*Task directions:* Look through the records that follow. Copy every line containing the word "data".

::: Listing

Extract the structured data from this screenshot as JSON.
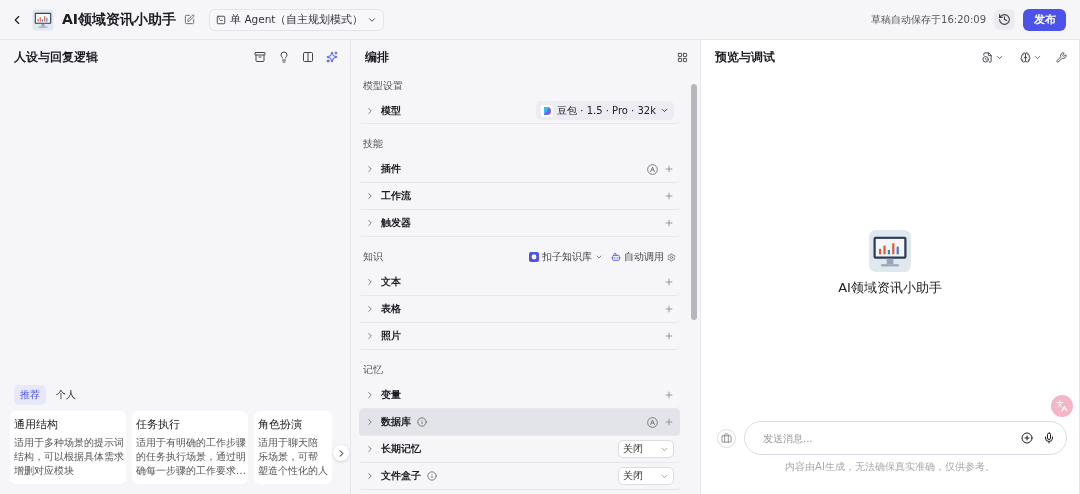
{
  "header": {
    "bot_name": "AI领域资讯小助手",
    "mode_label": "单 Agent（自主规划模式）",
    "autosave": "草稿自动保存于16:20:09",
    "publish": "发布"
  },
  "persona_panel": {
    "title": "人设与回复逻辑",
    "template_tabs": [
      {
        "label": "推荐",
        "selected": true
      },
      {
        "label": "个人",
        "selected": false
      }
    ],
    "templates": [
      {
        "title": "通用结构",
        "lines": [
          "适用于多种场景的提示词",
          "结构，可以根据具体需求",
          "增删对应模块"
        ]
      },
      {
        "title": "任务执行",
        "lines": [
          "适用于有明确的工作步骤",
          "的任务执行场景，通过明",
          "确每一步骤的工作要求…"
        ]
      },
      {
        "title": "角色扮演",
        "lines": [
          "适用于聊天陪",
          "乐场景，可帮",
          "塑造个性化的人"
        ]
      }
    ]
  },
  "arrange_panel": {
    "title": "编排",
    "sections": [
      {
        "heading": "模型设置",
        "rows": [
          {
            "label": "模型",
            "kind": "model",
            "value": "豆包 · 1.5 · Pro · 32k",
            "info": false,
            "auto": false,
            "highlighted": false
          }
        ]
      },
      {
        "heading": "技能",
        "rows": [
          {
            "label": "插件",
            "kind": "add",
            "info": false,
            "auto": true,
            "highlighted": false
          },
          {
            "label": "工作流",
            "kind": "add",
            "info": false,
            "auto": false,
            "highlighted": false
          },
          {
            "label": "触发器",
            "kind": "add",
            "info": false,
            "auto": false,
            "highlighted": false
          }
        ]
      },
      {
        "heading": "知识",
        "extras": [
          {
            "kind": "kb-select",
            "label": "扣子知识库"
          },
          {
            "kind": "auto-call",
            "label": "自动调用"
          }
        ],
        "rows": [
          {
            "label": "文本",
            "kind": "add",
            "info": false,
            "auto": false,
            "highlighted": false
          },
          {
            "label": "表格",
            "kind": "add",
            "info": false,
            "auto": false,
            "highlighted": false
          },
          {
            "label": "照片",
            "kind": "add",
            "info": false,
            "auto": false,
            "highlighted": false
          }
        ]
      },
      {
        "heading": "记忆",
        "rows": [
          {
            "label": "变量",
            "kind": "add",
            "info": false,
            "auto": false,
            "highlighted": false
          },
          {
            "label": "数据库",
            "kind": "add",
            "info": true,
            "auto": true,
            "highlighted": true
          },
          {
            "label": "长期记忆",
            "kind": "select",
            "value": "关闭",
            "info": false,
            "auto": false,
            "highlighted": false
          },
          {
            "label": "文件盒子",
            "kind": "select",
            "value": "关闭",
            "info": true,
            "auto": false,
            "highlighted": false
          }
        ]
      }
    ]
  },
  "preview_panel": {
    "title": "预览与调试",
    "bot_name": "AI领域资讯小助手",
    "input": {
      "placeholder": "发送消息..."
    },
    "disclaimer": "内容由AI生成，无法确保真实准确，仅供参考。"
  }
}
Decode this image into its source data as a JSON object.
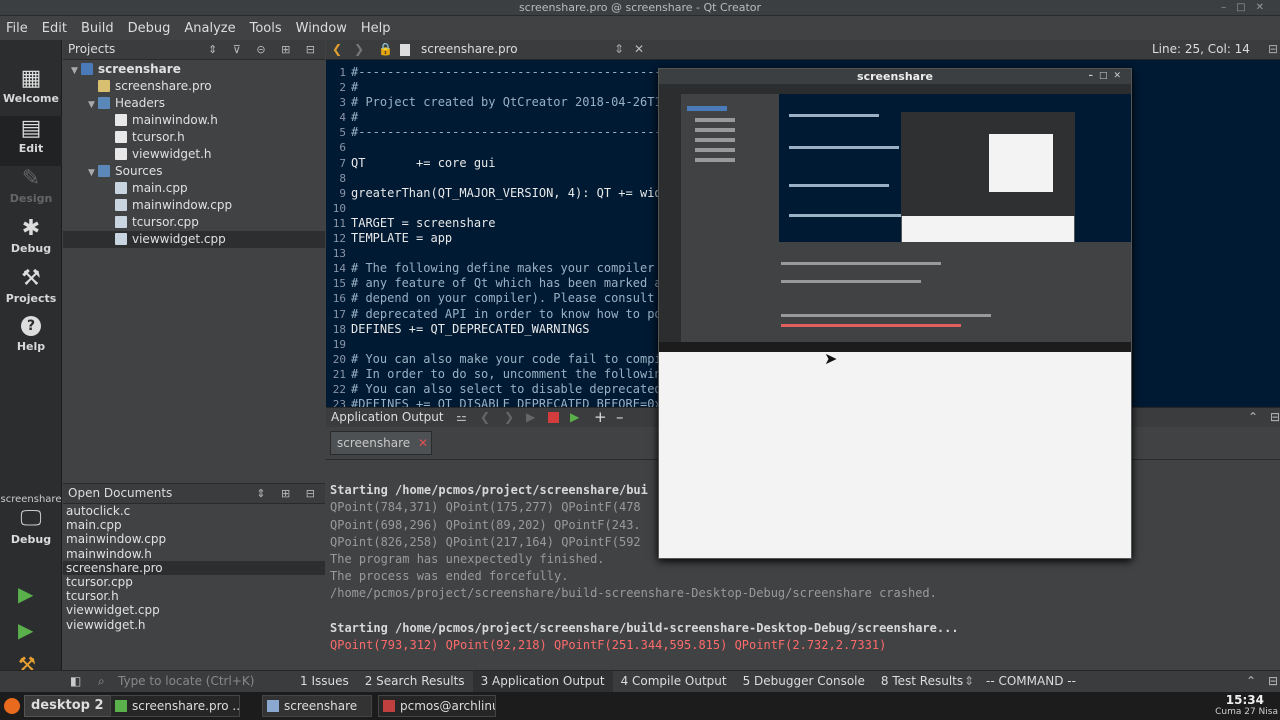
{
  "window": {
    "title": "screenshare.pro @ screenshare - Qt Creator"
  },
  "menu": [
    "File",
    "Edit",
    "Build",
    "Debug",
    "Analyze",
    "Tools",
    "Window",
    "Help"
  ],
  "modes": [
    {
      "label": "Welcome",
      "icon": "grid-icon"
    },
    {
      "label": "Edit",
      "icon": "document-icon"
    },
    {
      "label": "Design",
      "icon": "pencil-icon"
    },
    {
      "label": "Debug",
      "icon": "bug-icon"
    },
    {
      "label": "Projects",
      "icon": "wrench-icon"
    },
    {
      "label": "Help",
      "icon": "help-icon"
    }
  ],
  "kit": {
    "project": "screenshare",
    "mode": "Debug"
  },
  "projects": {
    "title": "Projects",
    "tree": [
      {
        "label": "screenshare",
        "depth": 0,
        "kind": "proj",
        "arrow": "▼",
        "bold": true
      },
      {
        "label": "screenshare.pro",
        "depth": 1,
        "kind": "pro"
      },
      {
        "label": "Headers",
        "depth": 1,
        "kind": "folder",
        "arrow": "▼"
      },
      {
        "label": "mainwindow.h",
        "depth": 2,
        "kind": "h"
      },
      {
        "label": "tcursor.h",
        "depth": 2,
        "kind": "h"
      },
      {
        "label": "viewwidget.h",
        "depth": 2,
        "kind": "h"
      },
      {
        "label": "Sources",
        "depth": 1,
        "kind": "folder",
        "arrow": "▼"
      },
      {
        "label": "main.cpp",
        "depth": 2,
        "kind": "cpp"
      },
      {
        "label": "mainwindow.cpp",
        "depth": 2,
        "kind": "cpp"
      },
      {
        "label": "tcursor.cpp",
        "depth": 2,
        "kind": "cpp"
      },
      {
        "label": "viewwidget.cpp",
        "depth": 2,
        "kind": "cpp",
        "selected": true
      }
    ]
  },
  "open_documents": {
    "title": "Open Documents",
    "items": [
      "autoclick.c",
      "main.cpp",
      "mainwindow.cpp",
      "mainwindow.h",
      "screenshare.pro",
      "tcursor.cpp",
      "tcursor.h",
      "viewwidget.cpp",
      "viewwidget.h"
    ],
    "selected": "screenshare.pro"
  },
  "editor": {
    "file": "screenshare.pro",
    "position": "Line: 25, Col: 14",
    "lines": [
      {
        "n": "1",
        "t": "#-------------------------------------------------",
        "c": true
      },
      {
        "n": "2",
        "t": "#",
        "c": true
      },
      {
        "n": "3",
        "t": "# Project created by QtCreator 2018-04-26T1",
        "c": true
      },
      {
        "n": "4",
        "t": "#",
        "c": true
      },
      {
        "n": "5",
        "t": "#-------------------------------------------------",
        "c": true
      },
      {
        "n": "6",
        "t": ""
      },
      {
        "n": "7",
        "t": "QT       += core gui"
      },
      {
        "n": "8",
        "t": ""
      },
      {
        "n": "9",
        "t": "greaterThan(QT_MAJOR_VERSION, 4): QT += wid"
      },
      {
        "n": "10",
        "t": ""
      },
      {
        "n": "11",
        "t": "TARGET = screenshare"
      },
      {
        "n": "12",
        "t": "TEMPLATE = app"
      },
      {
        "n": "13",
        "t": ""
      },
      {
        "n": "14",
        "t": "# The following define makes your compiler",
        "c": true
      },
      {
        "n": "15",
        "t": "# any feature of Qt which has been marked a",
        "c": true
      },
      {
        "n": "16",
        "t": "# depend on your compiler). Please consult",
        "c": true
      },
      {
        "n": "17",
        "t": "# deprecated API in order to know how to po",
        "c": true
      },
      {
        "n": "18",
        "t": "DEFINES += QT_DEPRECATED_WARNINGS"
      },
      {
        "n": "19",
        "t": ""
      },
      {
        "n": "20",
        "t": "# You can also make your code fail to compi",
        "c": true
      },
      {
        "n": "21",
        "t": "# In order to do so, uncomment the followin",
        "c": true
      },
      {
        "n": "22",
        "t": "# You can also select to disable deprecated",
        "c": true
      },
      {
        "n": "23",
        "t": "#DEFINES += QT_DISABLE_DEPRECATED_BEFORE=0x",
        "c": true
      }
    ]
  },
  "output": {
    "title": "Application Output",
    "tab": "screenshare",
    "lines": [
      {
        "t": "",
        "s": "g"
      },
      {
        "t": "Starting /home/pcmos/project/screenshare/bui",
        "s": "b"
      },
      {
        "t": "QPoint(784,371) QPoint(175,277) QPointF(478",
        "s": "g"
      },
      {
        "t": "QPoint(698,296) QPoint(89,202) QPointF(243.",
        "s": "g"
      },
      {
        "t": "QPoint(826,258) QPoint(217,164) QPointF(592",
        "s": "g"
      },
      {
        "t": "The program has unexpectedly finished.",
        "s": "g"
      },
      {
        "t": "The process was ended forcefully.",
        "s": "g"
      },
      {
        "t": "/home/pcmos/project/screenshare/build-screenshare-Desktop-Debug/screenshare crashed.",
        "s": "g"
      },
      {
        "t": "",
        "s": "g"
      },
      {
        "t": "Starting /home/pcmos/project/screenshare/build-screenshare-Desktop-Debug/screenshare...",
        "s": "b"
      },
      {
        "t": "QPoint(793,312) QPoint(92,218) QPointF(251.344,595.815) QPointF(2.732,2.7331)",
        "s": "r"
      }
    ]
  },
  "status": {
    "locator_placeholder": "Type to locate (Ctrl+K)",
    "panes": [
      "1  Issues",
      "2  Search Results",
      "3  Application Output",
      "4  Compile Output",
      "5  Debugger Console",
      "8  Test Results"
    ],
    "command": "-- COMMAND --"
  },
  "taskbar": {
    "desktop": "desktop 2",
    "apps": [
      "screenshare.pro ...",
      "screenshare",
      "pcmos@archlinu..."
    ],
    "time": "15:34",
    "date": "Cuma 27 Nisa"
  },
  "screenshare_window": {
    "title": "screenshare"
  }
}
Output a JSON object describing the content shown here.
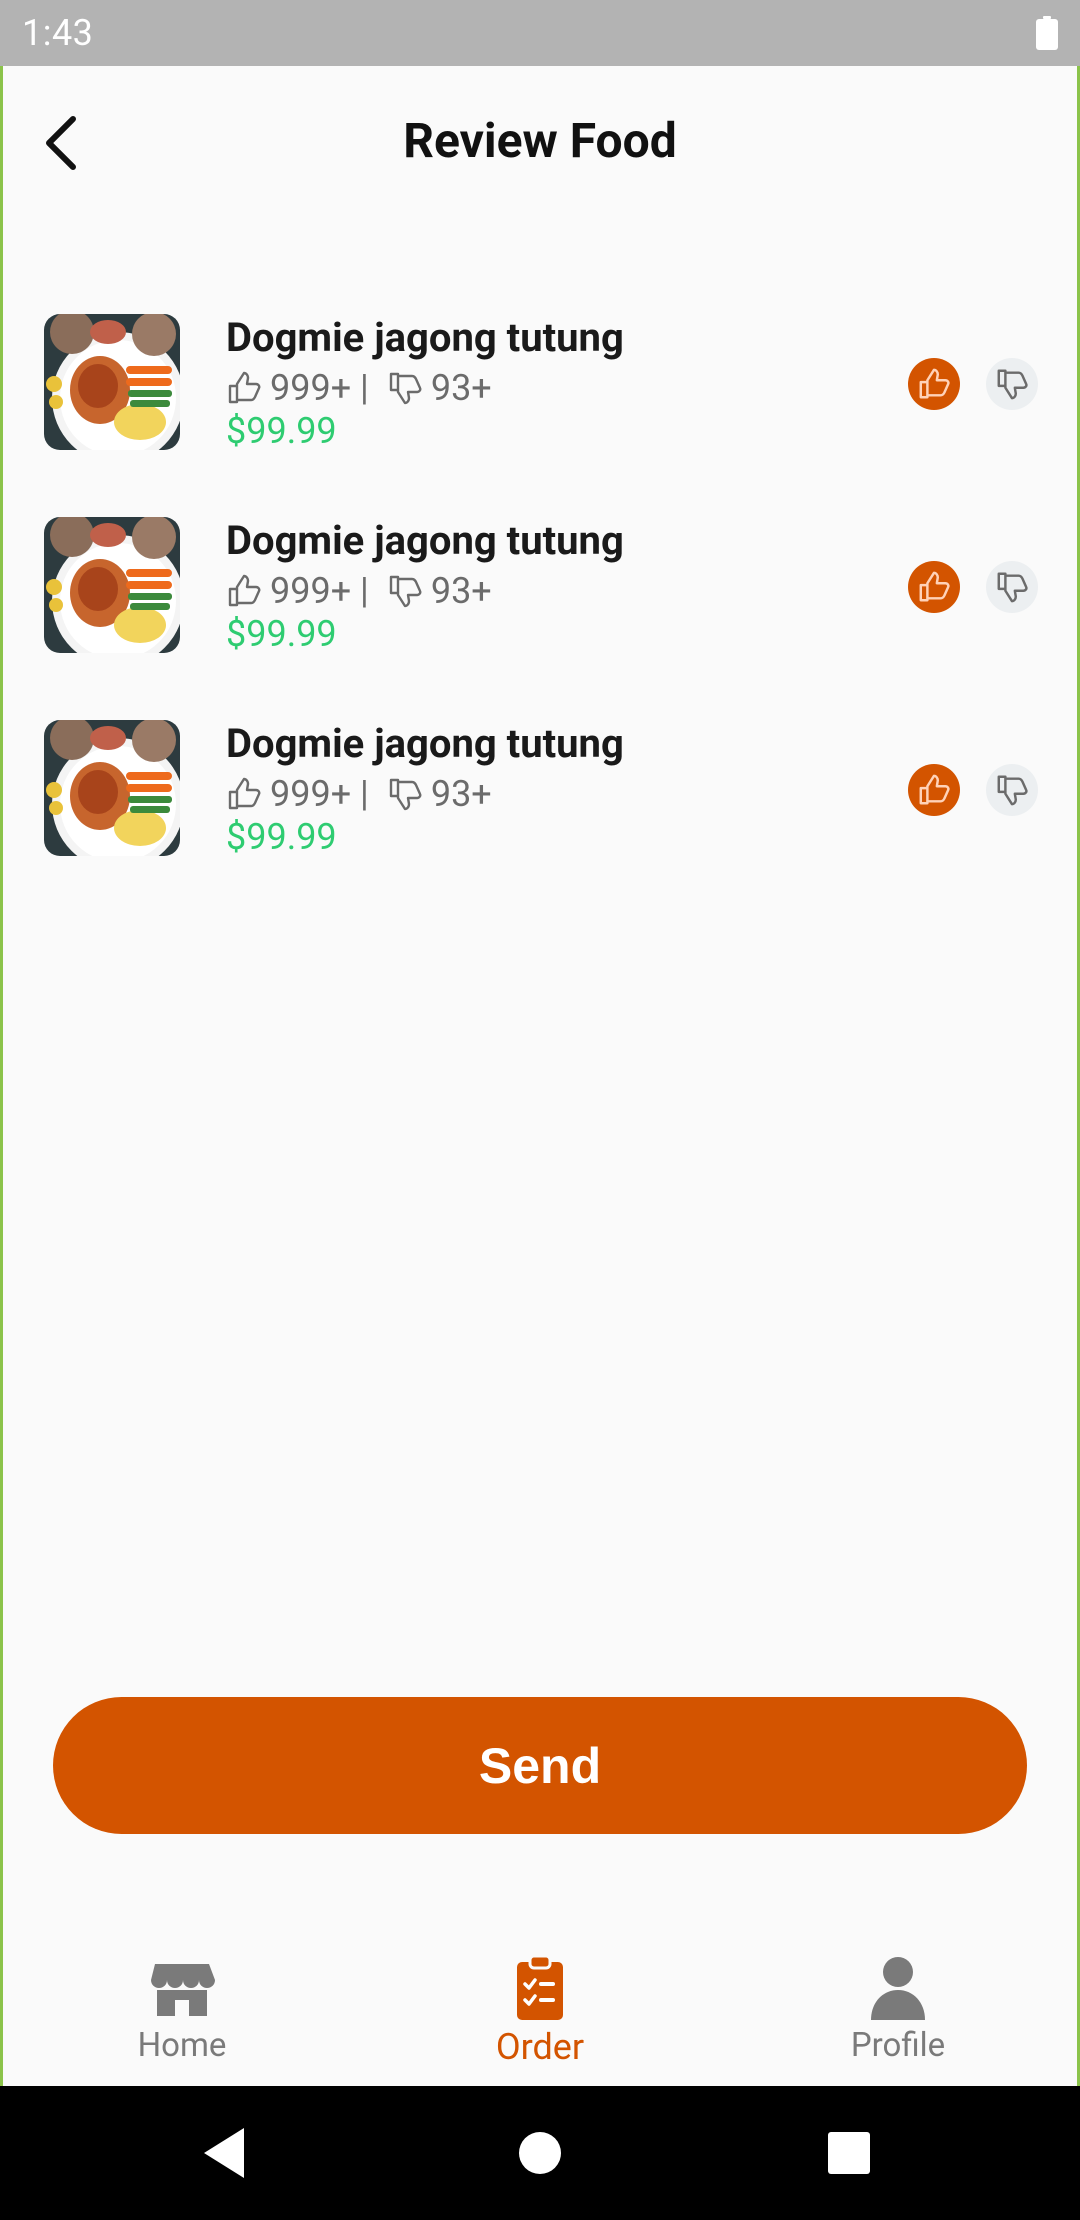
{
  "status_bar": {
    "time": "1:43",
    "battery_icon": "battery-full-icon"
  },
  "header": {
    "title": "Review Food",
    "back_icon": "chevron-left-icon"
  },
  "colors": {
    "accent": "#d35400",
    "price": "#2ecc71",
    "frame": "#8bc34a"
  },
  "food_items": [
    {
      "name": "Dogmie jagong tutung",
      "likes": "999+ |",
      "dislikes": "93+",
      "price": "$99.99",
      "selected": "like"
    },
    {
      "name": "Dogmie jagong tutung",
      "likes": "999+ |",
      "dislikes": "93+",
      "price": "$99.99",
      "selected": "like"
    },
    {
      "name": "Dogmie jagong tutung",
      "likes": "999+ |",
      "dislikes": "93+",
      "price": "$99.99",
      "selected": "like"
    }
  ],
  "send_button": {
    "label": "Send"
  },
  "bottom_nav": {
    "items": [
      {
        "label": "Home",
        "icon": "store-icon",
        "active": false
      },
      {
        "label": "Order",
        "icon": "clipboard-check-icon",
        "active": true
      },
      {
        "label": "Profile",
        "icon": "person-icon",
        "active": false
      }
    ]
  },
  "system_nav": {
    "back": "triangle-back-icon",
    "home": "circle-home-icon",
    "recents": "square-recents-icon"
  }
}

::::::

*In response:*
Extract the structured data from this screenshot as JSON.
Decode this image into its source data as a JSON object.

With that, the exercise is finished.